Work to do:
Look for "bateau" in the listing below. Gather each line that contains it.
######
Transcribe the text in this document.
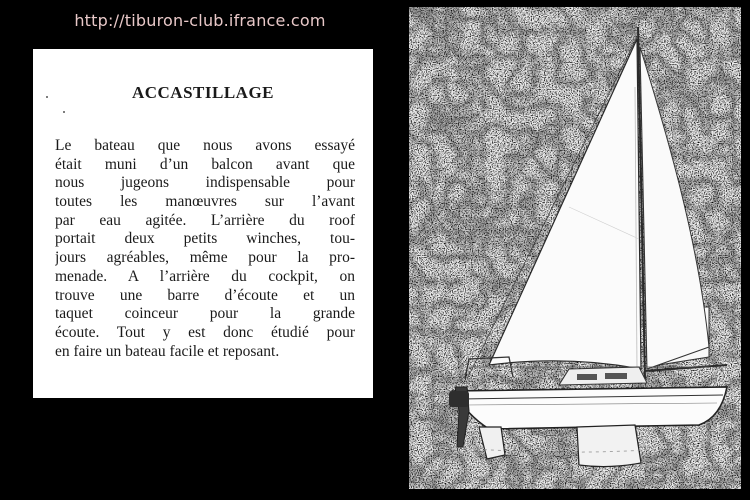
http://tiburon-club.ifrance.com
ACCASTILLAGE
Le bateau que nous avons essayé
était muni d’un balcon avant que
nous jugeons indispensable pour
toutes les manœuvres sur l’avant
par eau agitée. L’arrière du roof
portait deux petits winches, tou-
jours agréables, même pour la pro-
menade. A l’arrière du cockpit, on
trouve une barre d’écoute et un
taquet coinceur pour la grande
écoute. Tout y est donc étudié pour
en faire un bateau facile et reposant.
######
Result below:
Le bateau que nous avons essayé
en faire un bateau facile et reposant.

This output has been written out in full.